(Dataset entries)
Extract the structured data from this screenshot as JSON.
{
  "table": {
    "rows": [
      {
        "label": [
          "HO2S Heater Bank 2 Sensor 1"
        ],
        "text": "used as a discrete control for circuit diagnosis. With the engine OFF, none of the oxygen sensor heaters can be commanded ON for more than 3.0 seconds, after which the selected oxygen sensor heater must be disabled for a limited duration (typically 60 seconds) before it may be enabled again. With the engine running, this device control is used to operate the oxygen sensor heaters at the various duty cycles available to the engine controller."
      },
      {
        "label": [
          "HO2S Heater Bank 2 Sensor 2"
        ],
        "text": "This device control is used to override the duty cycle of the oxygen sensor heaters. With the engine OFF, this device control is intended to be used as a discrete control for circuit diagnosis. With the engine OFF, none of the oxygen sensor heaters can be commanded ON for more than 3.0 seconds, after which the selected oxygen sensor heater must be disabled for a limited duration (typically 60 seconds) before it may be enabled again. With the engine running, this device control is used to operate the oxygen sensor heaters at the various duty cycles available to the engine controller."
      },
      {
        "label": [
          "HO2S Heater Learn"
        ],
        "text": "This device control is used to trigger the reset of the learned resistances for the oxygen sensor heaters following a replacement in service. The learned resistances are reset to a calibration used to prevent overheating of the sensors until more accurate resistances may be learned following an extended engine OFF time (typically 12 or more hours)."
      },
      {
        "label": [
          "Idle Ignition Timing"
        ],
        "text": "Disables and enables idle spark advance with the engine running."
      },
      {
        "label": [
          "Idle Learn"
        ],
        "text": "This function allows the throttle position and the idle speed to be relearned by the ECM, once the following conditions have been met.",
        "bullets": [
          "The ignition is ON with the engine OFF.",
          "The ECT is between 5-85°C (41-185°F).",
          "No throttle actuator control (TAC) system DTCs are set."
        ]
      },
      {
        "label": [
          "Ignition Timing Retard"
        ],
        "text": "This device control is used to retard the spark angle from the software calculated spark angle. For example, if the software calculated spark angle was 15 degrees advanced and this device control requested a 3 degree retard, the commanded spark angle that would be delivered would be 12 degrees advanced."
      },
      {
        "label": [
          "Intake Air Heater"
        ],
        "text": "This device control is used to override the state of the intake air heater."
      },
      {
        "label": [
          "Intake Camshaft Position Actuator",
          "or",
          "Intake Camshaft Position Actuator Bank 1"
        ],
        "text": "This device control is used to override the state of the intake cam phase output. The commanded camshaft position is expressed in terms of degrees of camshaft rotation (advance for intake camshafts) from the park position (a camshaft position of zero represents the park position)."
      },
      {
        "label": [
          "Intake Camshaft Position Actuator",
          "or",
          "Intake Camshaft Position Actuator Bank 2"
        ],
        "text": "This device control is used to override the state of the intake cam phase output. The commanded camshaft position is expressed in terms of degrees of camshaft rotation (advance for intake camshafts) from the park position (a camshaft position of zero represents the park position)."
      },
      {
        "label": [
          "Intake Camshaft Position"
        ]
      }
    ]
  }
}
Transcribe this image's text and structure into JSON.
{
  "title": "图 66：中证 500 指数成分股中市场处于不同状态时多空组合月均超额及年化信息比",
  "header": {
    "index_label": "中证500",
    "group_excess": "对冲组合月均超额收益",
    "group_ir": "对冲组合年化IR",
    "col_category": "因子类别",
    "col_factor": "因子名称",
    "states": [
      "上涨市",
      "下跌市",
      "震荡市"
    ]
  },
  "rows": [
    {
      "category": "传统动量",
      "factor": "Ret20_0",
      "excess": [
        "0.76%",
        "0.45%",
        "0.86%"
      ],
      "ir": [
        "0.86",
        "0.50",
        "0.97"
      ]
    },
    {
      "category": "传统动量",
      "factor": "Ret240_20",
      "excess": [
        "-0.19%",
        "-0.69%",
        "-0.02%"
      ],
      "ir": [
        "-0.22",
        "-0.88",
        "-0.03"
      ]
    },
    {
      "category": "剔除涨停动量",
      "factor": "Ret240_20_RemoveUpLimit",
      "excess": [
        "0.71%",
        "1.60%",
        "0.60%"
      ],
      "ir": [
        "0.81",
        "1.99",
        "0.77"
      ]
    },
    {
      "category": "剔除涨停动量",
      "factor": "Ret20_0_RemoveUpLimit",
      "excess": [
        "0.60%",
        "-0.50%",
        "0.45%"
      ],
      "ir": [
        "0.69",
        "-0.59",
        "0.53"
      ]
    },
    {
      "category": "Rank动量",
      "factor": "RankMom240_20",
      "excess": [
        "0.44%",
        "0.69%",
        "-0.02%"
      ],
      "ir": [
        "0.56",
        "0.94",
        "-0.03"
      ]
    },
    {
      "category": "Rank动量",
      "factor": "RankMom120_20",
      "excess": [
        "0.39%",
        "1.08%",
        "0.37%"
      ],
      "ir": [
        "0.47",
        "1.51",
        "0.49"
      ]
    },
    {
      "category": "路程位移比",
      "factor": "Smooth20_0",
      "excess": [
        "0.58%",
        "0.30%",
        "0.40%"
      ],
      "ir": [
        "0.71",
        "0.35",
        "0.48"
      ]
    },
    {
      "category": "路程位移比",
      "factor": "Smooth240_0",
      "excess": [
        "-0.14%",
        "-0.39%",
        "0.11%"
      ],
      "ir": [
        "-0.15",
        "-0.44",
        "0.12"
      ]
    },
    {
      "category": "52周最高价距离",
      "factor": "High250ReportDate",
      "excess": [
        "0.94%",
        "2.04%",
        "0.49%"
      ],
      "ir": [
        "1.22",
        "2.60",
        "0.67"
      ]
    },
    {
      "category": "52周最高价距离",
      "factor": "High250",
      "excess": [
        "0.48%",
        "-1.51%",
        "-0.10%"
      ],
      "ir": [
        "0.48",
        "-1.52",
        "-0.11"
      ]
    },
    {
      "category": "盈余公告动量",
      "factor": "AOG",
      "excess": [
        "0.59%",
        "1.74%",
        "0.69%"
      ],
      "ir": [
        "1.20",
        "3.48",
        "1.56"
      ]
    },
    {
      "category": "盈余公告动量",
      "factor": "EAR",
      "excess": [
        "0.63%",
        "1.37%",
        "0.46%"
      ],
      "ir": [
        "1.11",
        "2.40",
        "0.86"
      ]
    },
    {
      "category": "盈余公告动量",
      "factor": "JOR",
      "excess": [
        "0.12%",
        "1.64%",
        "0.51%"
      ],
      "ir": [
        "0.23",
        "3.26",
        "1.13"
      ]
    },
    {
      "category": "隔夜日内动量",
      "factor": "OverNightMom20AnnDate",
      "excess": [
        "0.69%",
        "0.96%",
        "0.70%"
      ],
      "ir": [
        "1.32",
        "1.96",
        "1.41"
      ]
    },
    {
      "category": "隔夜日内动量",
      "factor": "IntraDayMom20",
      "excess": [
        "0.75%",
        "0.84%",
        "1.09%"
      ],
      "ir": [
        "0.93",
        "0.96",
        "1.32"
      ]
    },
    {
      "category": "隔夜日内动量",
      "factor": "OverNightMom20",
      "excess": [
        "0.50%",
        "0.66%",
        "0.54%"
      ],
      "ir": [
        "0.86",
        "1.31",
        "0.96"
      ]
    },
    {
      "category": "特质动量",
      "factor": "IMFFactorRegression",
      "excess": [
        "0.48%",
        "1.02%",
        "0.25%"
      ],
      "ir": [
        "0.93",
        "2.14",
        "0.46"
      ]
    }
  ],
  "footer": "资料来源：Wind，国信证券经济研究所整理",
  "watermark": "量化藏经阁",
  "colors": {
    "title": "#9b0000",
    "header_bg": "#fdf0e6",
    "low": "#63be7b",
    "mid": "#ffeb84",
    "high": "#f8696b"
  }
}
...
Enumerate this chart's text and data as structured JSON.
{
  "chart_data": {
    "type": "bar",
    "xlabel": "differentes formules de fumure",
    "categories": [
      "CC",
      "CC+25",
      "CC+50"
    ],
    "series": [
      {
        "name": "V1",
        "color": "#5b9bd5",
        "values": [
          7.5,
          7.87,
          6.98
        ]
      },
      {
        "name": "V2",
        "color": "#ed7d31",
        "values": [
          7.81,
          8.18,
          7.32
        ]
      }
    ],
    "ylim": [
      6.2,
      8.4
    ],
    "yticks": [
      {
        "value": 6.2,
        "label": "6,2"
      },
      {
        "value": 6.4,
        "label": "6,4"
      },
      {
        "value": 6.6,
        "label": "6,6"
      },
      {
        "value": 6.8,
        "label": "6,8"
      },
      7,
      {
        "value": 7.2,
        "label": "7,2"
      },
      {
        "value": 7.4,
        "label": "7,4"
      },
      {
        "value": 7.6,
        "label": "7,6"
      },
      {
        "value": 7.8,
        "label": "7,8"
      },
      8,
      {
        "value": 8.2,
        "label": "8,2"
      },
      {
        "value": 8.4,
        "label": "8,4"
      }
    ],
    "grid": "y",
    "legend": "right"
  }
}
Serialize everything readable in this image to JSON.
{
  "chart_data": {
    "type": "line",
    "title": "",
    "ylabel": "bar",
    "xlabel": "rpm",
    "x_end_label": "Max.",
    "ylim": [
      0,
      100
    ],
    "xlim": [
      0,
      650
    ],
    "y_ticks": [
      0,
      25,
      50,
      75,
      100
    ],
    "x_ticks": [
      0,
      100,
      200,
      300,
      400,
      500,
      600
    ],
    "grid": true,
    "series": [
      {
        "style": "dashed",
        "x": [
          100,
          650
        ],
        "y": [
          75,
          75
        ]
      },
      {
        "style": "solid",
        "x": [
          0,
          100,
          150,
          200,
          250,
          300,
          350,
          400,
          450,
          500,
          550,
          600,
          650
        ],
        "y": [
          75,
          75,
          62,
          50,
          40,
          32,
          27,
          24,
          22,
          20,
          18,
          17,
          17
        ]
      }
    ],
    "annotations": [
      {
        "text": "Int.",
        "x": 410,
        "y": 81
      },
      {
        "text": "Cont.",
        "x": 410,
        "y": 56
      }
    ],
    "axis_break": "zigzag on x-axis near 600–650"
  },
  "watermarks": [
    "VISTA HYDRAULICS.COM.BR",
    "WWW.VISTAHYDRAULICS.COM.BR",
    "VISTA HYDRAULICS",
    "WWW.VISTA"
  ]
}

## REQUIREMENT
Copy each line of the data that contains the word "image".

## EXERCISE OUTPUT
Transcribe this image's text and structure into JSON.
Serialize everything readable in this image to JSON.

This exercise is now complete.